==== Data for this exercise

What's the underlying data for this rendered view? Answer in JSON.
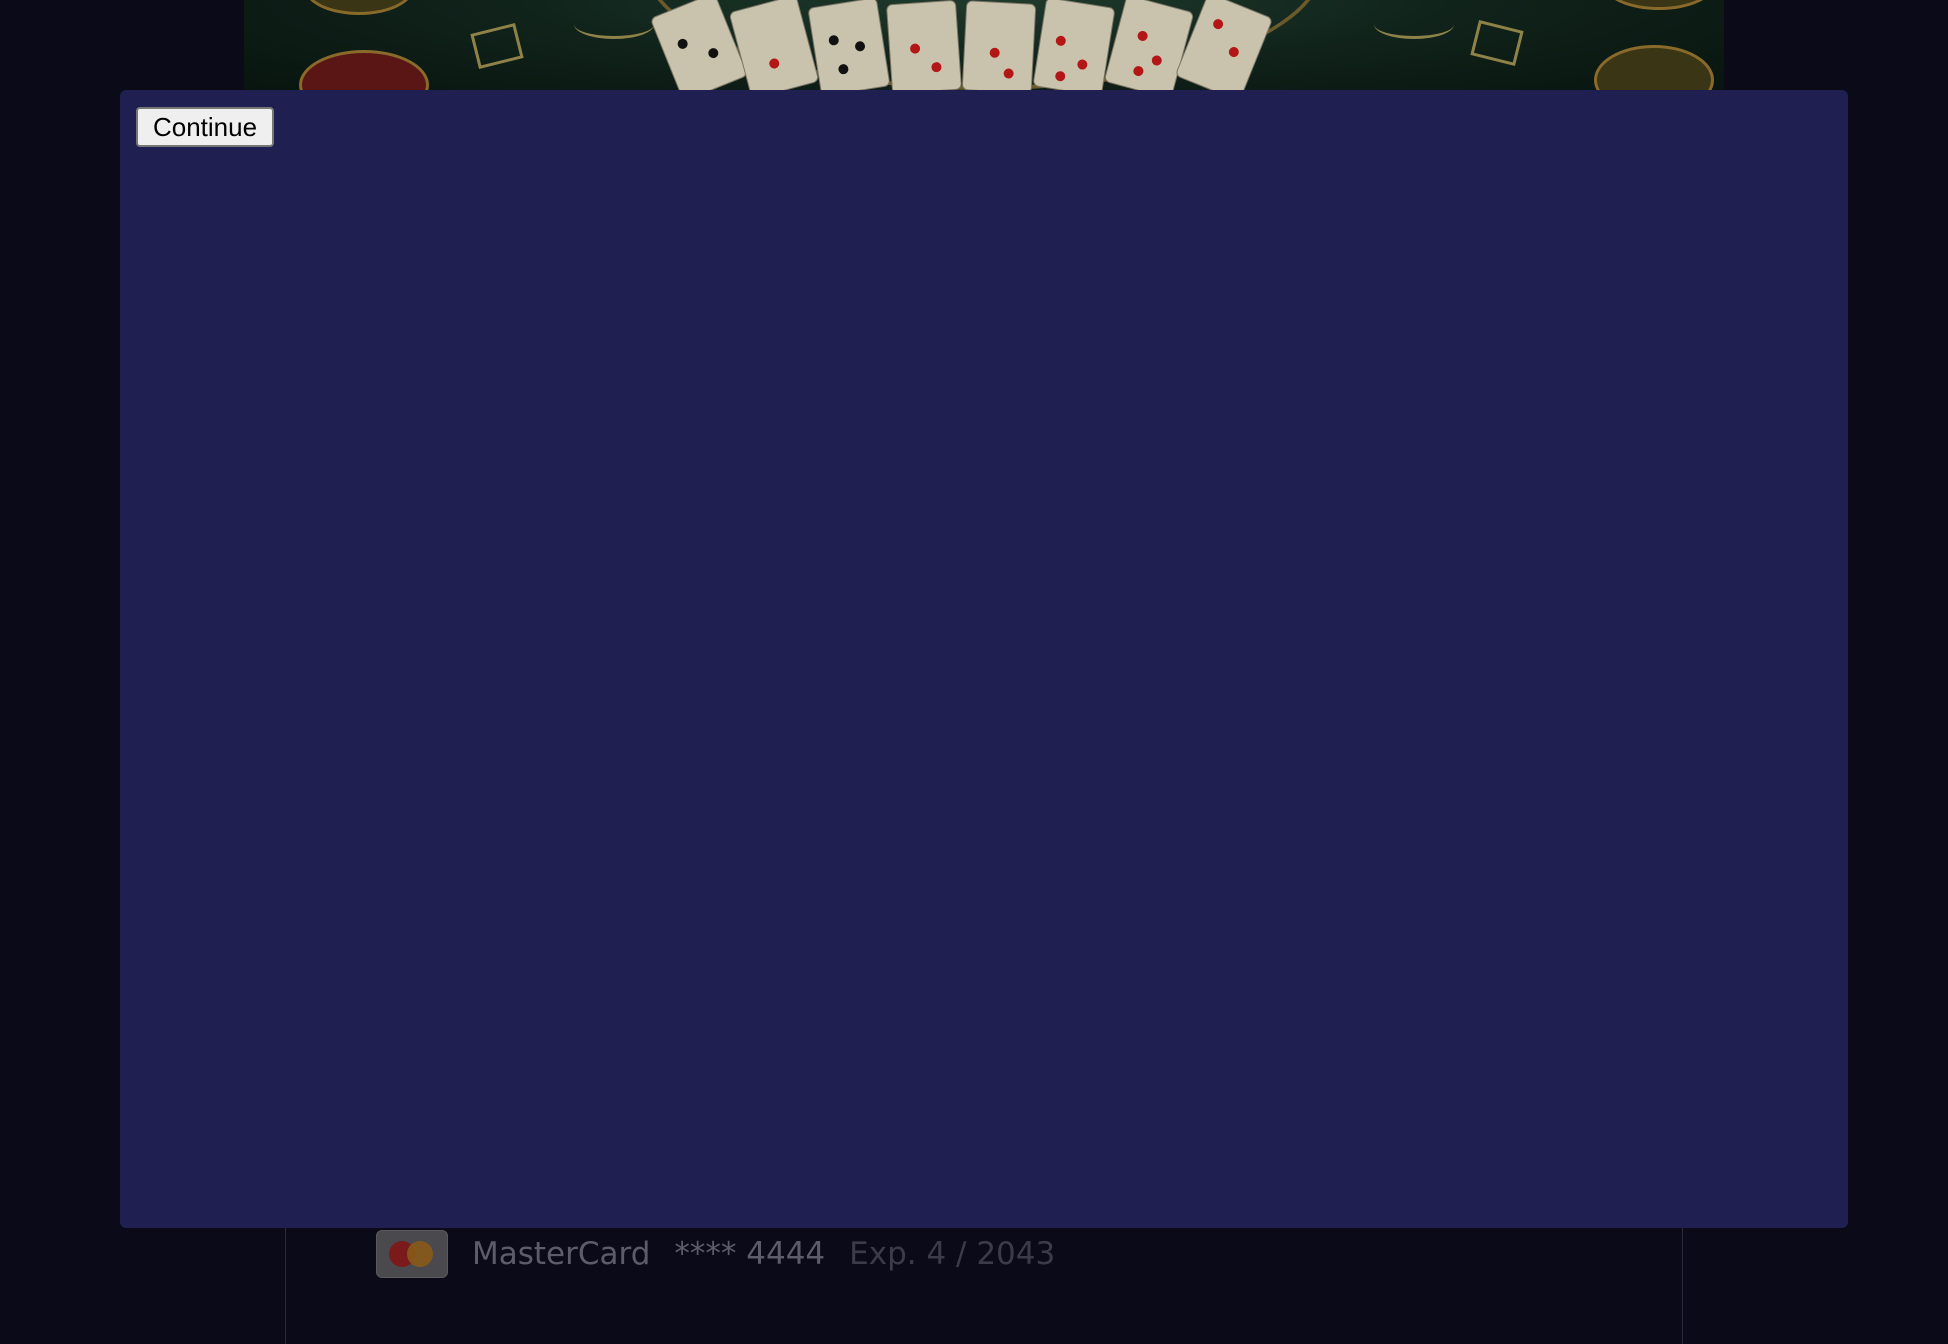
{
  "modal": {
    "continue_label": "Continue"
  },
  "payment": {
    "brand": "MasterCard",
    "masked_number": "**** 4444",
    "expiry": "Exp. 4 / 2043"
  },
  "colors": {
    "modal_bg": "#1f1f52",
    "page_bg": "#0a0a18",
    "banner_felt": "#10231b"
  }
}
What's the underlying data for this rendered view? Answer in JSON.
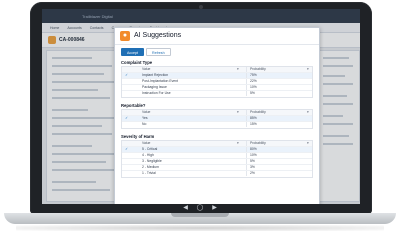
{
  "app": {
    "logo": "Trailblazer Digital",
    "nav": [
      "Home",
      "Accounts",
      "Contacts",
      "Cases",
      "Reports",
      "Dashboards"
    ],
    "record_title": "CA-000846"
  },
  "modal": {
    "title": "AI Suggestions",
    "accept_label": "Accept",
    "refresh_label": "Refresh",
    "column_value": "Value",
    "column_probability": "Probability",
    "sections": [
      {
        "title": "Complaint Type",
        "rows": [
          {
            "value": "Implant Rejection",
            "probability": "75%",
            "selected": true
          },
          {
            "value": "Post-Implantation Event",
            "probability": "22%",
            "selected": false
          },
          {
            "value": "Packaging Issue",
            "probability": "10%",
            "selected": false
          },
          {
            "value": "Instruction For Use",
            "probability": "5%",
            "selected": false
          }
        ]
      },
      {
        "title": "Reportable?",
        "rows": [
          {
            "value": "Yes",
            "probability": "85%",
            "selected": true
          },
          {
            "value": "No",
            "probability": "15%",
            "selected": false
          }
        ]
      },
      {
        "title": "Severity of Harm",
        "rows": [
          {
            "value": "5 - Critical",
            "probability": "80%",
            "selected": true
          },
          {
            "value": "4 - High",
            "probability": "10%",
            "selected": false
          },
          {
            "value": "3 - Negligible",
            "probability": "5%",
            "selected": false
          },
          {
            "value": "2 - Medium",
            "probability": "3%",
            "selected": false
          },
          {
            "value": "1 - Trivial",
            "probability": "2%",
            "selected": false
          }
        ]
      }
    ]
  },
  "colors": {
    "accent": "#1f6fb5",
    "ai_icon": "#f28b2c",
    "laptop_bezel": "#1f2226"
  },
  "icons": {
    "check": "checkmark-icon",
    "caret": "chevron-down-icon",
    "ai": "lightbulb-icon"
  }
}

========

(Directive) Reproduce all entries without any change, and omit the pictures.

(The solution)
What's the underlying data for this rendered view? Answer in JSON.
{
  "modal": {
    "continue_label": "Continue"
  },
  "payment": {
    "brand": "MasterCard",
    "masked_number": "**** 4444",
    "expiry": "Exp. 4 / 2043"
  },
  "colors": {
    "modal_bg": "#1f1f52",
    "page_bg": "#0a0a18",
    "banner_felt": "#10231b"
  }
}
What's the underlying data for this rendered view? Answer in JSON.
{
  "app": {
    "logo": "Trailblazer Digital",
    "nav": [
      "Home",
      "Accounts",
      "Contacts",
      "Cases",
      "Reports",
      "Dashboards"
    ],
    "record_title": "CA-000846"
  },
  "modal": {
    "title": "AI Suggestions",
    "accept_label": "Accept",
    "refresh_label": "Refresh",
    "column_value": "Value",
    "column_probability": "Probability",
    "sections": [
      {
        "title": "Complaint Type",
        "rows": [
          {
            "value": "Implant Rejection",
            "probability": "75%",
            "selected": true
          },
          {
            "value": "Post-Implantation Event",
            "probability": "22%",
            "selected": false
          },
          {
            "value": "Packaging Issue",
            "probability": "10%",
            "selected": false
          },
          {
            "value": "Instruction For Use",
            "probability": "5%",
            "selected": false
          }
        ]
      },
      {
        "title": "Reportable?",
        "rows": [
          {
            "value": "Yes",
            "probability": "85%",
            "selected": true
          },
          {
            "value": "No",
            "probability": "15%",
            "selected": false
          }
        ]
      },
      {
        "title": "Severity of Harm",
        "rows": [
          {
            "value": "5 - Critical",
            "probability": "80%",
            "selected": true
          },
          {
            "value": "4 - High",
            "probability": "10%",
            "selected": false
          },
          {
            "value": "3 - Negligible",
            "probability": "5%",
            "selected": false
          },
          {
            "value": "2 - Medium",
            "probability": "3%",
            "selected": false
          },
          {
            "value": "1 - Trivial",
            "probability": "2%",
            "selected": false
          }
        ]
      }
    ]
  },
  "colors": {
    "accent": "#1f6fb5",
    "ai_icon": "#f28b2c",
    "laptop_bezel": "#1f2226"
  },
  "icons": {
    "check": "checkmark-icon",
    "caret": "chevron-down-icon",
    "ai": "lightbulb-icon"
  }
}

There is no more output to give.